The problem - Each line that includes the word "JSON" counts once; give the total and nothing more.

Dataset records -

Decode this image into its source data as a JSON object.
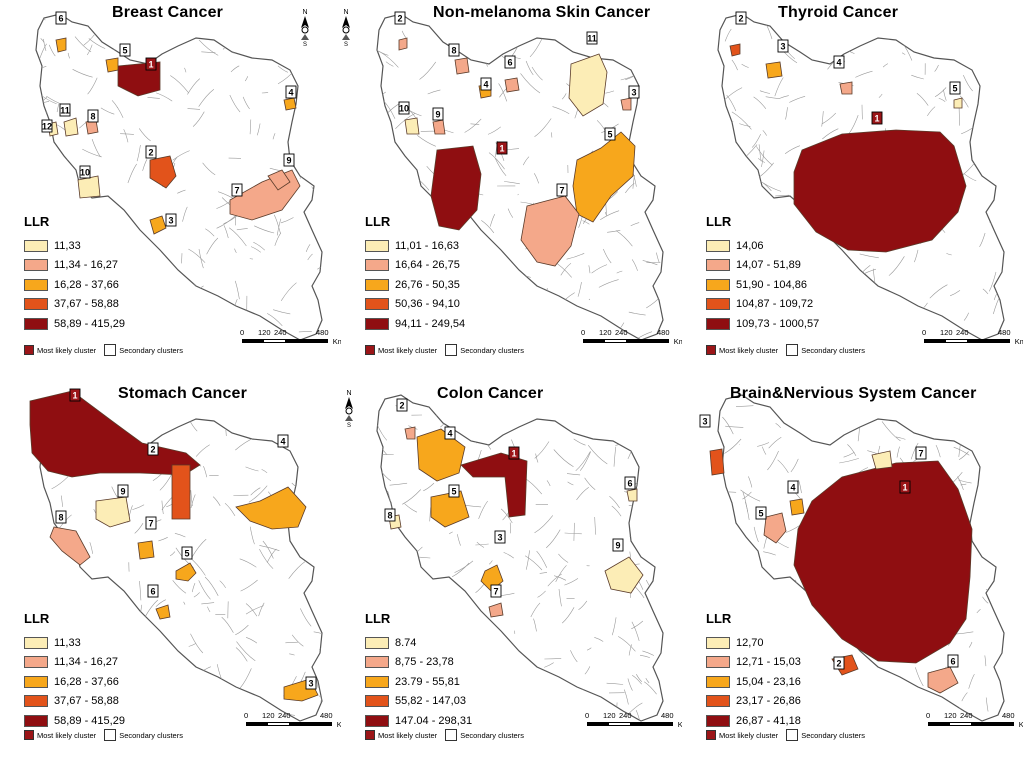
{
  "map_data": {
    "legend_heading": "LLR",
    "most_likely_label": "Most likely cluster",
    "secondary_label": "Secondary clusters",
    "scale": {
      "ticks": [
        "0",
        "120",
        "240",
        "480"
      ],
      "unit": "Km"
    },
    "colors": [
      "#fcedb6",
      "#f4a88a",
      "#f7a71c",
      "#e2531b",
      "#8f0e11"
    ],
    "north_letters": {
      "n": "N",
      "s": "S"
    }
  },
  "panels": [
    {
      "title": "Breast Cancer",
      "legend": [
        "11,33",
        "11,34 - 16,27",
        "16,28 - 37,66",
        "37,67 - 58,88",
        "58,89 - 415,29"
      ],
      "cluster_labels": [
        "1",
        "2",
        "3",
        "4",
        "5",
        "6",
        "7",
        "8",
        "9",
        "10",
        "11",
        "12"
      ]
    },
    {
      "title": "Non-melanoma Skin Cancer",
      "legend": [
        "11,01 - 16,63",
        "16,64 - 26,75",
        "26,76 - 50,35",
        "50,36 - 94,10",
        "94,11 - 249,54"
      ],
      "cluster_labels": [
        "1",
        "2",
        "3",
        "4",
        "5",
        "6",
        "7",
        "8",
        "9",
        "10",
        "11"
      ]
    },
    {
      "title": "Thyroid Cancer",
      "legend": [
        "14,06",
        "14,07 - 51,89",
        "51,90 - 104,86",
        "104,87 - 109,72",
        "109,73 - 1000,57"
      ],
      "cluster_labels": [
        "1",
        "2",
        "3",
        "4",
        "5"
      ]
    },
    {
      "title": "Stomach Cancer",
      "legend": [
        "11,33",
        "11,34 - 16,27",
        "16,28 - 37,66",
        "37,67 - 58,88",
        "58,89 - 415,29"
      ],
      "cluster_labels": [
        "1",
        "2",
        "3",
        "4",
        "5",
        "6",
        "7",
        "8",
        "9"
      ]
    },
    {
      "title": "Colon Cancer",
      "legend": [
        "8.74",
        "8,75 - 23,78",
        "23.79 - 55,81",
        "55,82 - 147,03",
        "147.04 - 298,31"
      ],
      "cluster_labels": [
        "1",
        "2",
        "3",
        "4",
        "5",
        "6",
        "7",
        "8",
        "9"
      ]
    },
    {
      "title": "Brain&Nervious System Cancer",
      "legend": [
        "12,70",
        "12,71 - 15,03",
        "15,04 - 23,16",
        "23,17 - 26,86",
        "26,87 - 41,18"
      ],
      "cluster_labels": [
        "1",
        "2",
        "3",
        "4",
        "5",
        "6",
        "7"
      ]
    }
  ]
}
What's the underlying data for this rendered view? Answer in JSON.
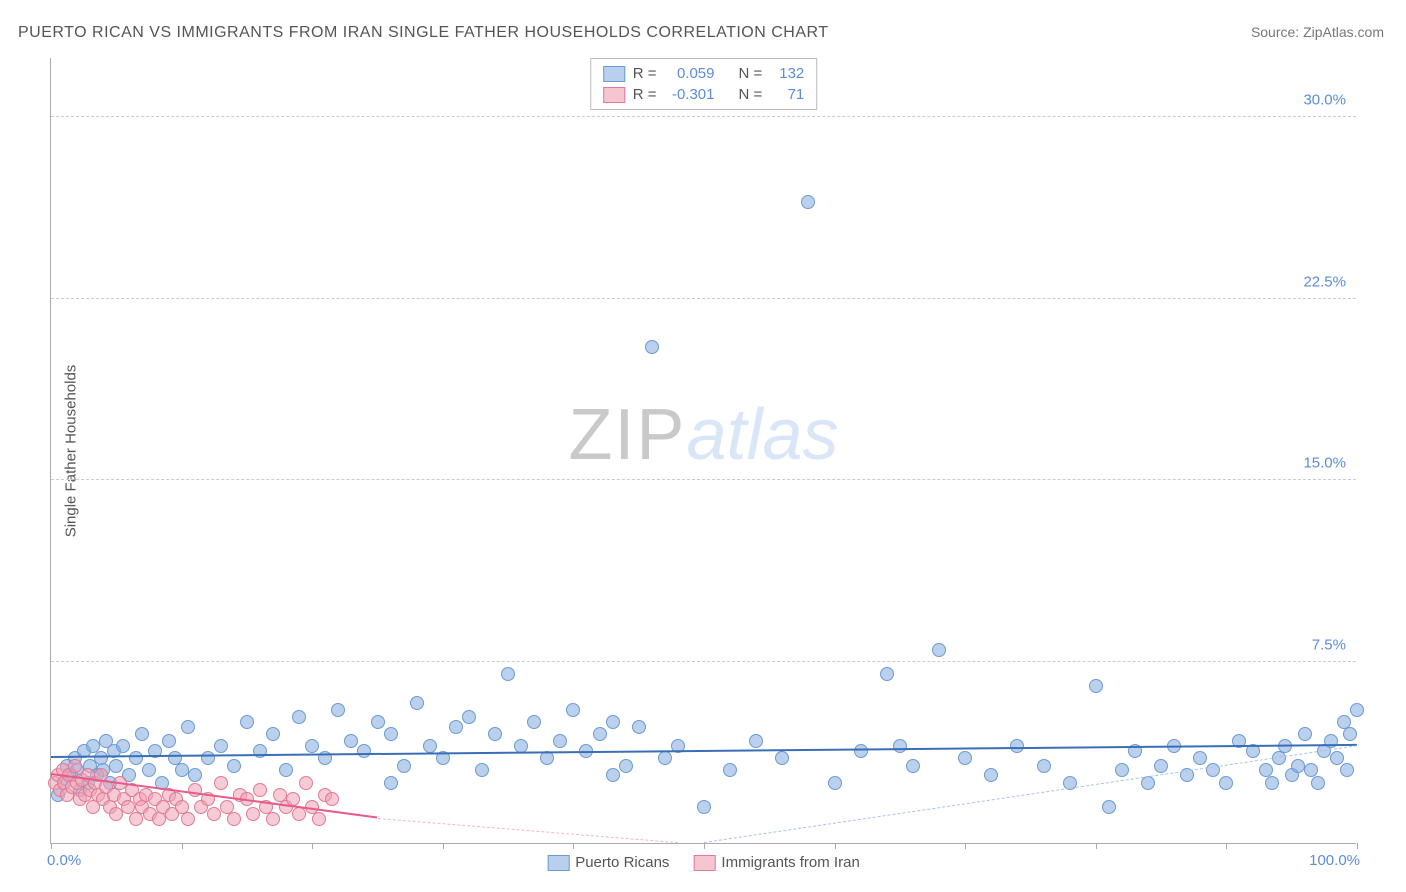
{
  "title": "PUERTO RICAN VS IMMIGRANTS FROM IRAN SINGLE FATHER HOUSEHOLDS CORRELATION CHART",
  "source": "Source: ZipAtlas.com",
  "yaxis_title": "Single Father Households",
  "watermark": {
    "zip": "ZIP",
    "atlas": "atlas"
  },
  "chart": {
    "type": "scatter",
    "xlim": [
      0,
      100
    ],
    "ylim": [
      0,
      32.5
    ],
    "yticks": [
      7.5,
      15.0,
      22.5,
      30.0
    ],
    "ytick_labels": [
      "7.5%",
      "15.0%",
      "22.5%",
      "30.0%"
    ],
    "xticks": [
      0,
      10,
      20,
      30,
      40,
      50,
      60,
      70,
      80,
      90,
      100
    ],
    "x_start_label": "0.0%",
    "x_end_label": "100.0%",
    "background_color": "#ffffff",
    "grid_color": "#cccccc",
    "axis_color": "#aaaaaa",
    "point_radius": 7,
    "series": [
      {
        "name": "Puerto Ricans",
        "fill": "rgba(130,170,222,0.55)",
        "stroke": "#6b9bd1",
        "swatch_fill": "#b8d0ee",
        "swatch_border": "#6b9bd1",
        "line_color": "#3a6fb7",
        "dash_color": "#a8c4e8",
        "R": "0.059",
        "N": "132",
        "regression": {
          "x0": 0,
          "y0": 3.5,
          "x1": 100,
          "y1": 4.0
        },
        "dash": {
          "x0": 50,
          "y0": 0,
          "x1": 100,
          "y1": 4.0
        },
        "points": [
          [
            0.5,
            2.0
          ],
          [
            1,
            2.5
          ],
          [
            1.2,
            3.2
          ],
          [
            1.5,
            2.8
          ],
          [
            1.8,
            3.5
          ],
          [
            2,
            3.0
          ],
          [
            2.2,
            2.2
          ],
          [
            2.5,
            3.8
          ],
          [
            2.8,
            2.5
          ],
          [
            3,
            3.2
          ],
          [
            3.2,
            4.0
          ],
          [
            3.5,
            2.8
          ],
          [
            3.8,
            3.5
          ],
          [
            4,
            3.0
          ],
          [
            4.2,
            4.2
          ],
          [
            4.5,
            2.5
          ],
          [
            4.8,
            3.8
          ],
          [
            5,
            3.2
          ],
          [
            5.5,
            4.0
          ],
          [
            6,
            2.8
          ],
          [
            6.5,
            3.5
          ],
          [
            7,
            4.5
          ],
          [
            7.5,
            3.0
          ],
          [
            8,
            3.8
          ],
          [
            8.5,
            2.5
          ],
          [
            9,
            4.2
          ],
          [
            9.5,
            3.5
          ],
          [
            10,
            3.0
          ],
          [
            10.5,
            4.8
          ],
          [
            11,
            2.8
          ],
          [
            12,
            3.5
          ],
          [
            13,
            4.0
          ],
          [
            14,
            3.2
          ],
          [
            15,
            5.0
          ],
          [
            16,
            3.8
          ],
          [
            17,
            4.5
          ],
          [
            18,
            3.0
          ],
          [
            19,
            5.2
          ],
          [
            20,
            4.0
          ],
          [
            21,
            3.5
          ],
          [
            22,
            5.5
          ],
          [
            23,
            4.2
          ],
          [
            24,
            3.8
          ],
          [
            25,
            5.0
          ],
          [
            26,
            4.5
          ],
          [
            26,
            2.5
          ],
          [
            27,
            3.2
          ],
          [
            28,
            5.8
          ],
          [
            29,
            4.0
          ],
          [
            30,
            3.5
          ],
          [
            31,
            4.8
          ],
          [
            32,
            5.2
          ],
          [
            33,
            3.0
          ],
          [
            34,
            4.5
          ],
          [
            35,
            7.0
          ],
          [
            36,
            4.0
          ],
          [
            37,
            5.0
          ],
          [
            38,
            3.5
          ],
          [
            39,
            4.2
          ],
          [
            40,
            5.5
          ],
          [
            41,
            3.8
          ],
          [
            42,
            4.5
          ],
          [
            43,
            5.0
          ],
          [
            43,
            2.8
          ],
          [
            44,
            3.2
          ],
          [
            45,
            4.8
          ],
          [
            46,
            20.5
          ],
          [
            47,
            3.5
          ],
          [
            48,
            4.0
          ],
          [
            50,
            1.5
          ],
          [
            52,
            3.0
          ],
          [
            54,
            4.2
          ],
          [
            56,
            3.5
          ],
          [
            58,
            26.5
          ],
          [
            60,
            2.5
          ],
          [
            62,
            3.8
          ],
          [
            64,
            7.0
          ],
          [
            65,
            4.0
          ],
          [
            66,
            3.2
          ],
          [
            68,
            8.0
          ],
          [
            70,
            3.5
          ],
          [
            72,
            2.8
          ],
          [
            74,
            4.0
          ],
          [
            76,
            3.2
          ],
          [
            78,
            2.5
          ],
          [
            80,
            6.5
          ],
          [
            81,
            1.5
          ],
          [
            82,
            3.0
          ],
          [
            83,
            3.8
          ],
          [
            84,
            2.5
          ],
          [
            85,
            3.2
          ],
          [
            86,
            4.0
          ],
          [
            87,
            2.8
          ],
          [
            88,
            3.5
          ],
          [
            89,
            3.0
          ],
          [
            90,
            2.5
          ],
          [
            91,
            4.2
          ],
          [
            92,
            3.8
          ],
          [
            93,
            3.0
          ],
          [
            93.5,
            2.5
          ],
          [
            94,
            3.5
          ],
          [
            94.5,
            4.0
          ],
          [
            95,
            2.8
          ],
          [
            95.5,
            3.2
          ],
          [
            96,
            4.5
          ],
          [
            96.5,
            3.0
          ],
          [
            97,
            2.5
          ],
          [
            97.5,
            3.8
          ],
          [
            98,
            4.2
          ],
          [
            98.5,
            3.5
          ],
          [
            99,
            5.0
          ],
          [
            99.2,
            3.0
          ],
          [
            99.5,
            4.5
          ],
          [
            100,
            5.5
          ]
        ]
      },
      {
        "name": "Immigrants from Iran",
        "fill": "rgba(240,160,180,0.55)",
        "stroke": "#e07a95",
        "swatch_fill": "#f5c5d2",
        "swatch_border": "#e07a95",
        "line_color": "#e85a8a",
        "dash_color": "#f0b8c8",
        "R": "-0.301",
        "N": "71",
        "regression": {
          "x0": 0,
          "y0": 2.8,
          "x1": 25,
          "y1": 1.0
        },
        "dash": {
          "x0": 25,
          "y0": 1.0,
          "x1": 48,
          "y1": 0
        },
        "points": [
          [
            0.3,
            2.5
          ],
          [
            0.5,
            2.8
          ],
          [
            0.7,
            2.2
          ],
          [
            0.9,
            3.0
          ],
          [
            1.0,
            2.5
          ],
          [
            1.2,
            2.0
          ],
          [
            1.4,
            2.8
          ],
          [
            1.6,
            2.3
          ],
          [
            1.8,
            3.2
          ],
          [
            2.0,
            2.5
          ],
          [
            2.2,
            1.8
          ],
          [
            2.4,
            2.6
          ],
          [
            2.6,
            2.0
          ],
          [
            2.8,
            2.8
          ],
          [
            3.0,
            2.2
          ],
          [
            3.2,
            1.5
          ],
          [
            3.4,
            2.5
          ],
          [
            3.6,
            2.0
          ],
          [
            3.8,
            2.8
          ],
          [
            4.0,
            1.8
          ],
          [
            4.2,
            2.3
          ],
          [
            4.5,
            1.5
          ],
          [
            4.8,
            2.0
          ],
          [
            5.0,
            1.2
          ],
          [
            5.3,
            2.5
          ],
          [
            5.6,
            1.8
          ],
          [
            5.9,
            1.5
          ],
          [
            6.2,
            2.2
          ],
          [
            6.5,
            1.0
          ],
          [
            6.8,
            1.8
          ],
          [
            7.0,
            1.5
          ],
          [
            7.3,
            2.0
          ],
          [
            7.6,
            1.2
          ],
          [
            8.0,
            1.8
          ],
          [
            8.3,
            1.0
          ],
          [
            8.6,
            1.5
          ],
          [
            9.0,
            2.0
          ],
          [
            9.3,
            1.2
          ],
          [
            9.6,
            1.8
          ],
          [
            10.0,
            1.5
          ],
          [
            10.5,
            1.0
          ],
          [
            11.0,
            2.2
          ],
          [
            11.5,
            1.5
          ],
          [
            12.0,
            1.8
          ],
          [
            12.5,
            1.2
          ],
          [
            13.0,
            2.5
          ],
          [
            13.5,
            1.5
          ],
          [
            14.0,
            1.0
          ],
          [
            14.5,
            2.0
          ],
          [
            15.0,
            1.8
          ],
          [
            15.5,
            1.2
          ],
          [
            16.0,
            2.2
          ],
          [
            16.5,
            1.5
          ],
          [
            17.0,
            1.0
          ],
          [
            17.5,
            2.0
          ],
          [
            18.0,
            1.5
          ],
          [
            18.5,
            1.8
          ],
          [
            19.0,
            1.2
          ],
          [
            19.5,
            2.5
          ],
          [
            20.0,
            1.5
          ],
          [
            20.5,
            1.0
          ],
          [
            21.0,
            2.0
          ],
          [
            21.5,
            1.8
          ]
        ]
      }
    ]
  },
  "legend_labels": [
    "Puerto Ricans",
    "Immigrants from Iran"
  ],
  "stats_labels": {
    "R": "R =",
    "N": "N ="
  }
}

Result for this exercise - 2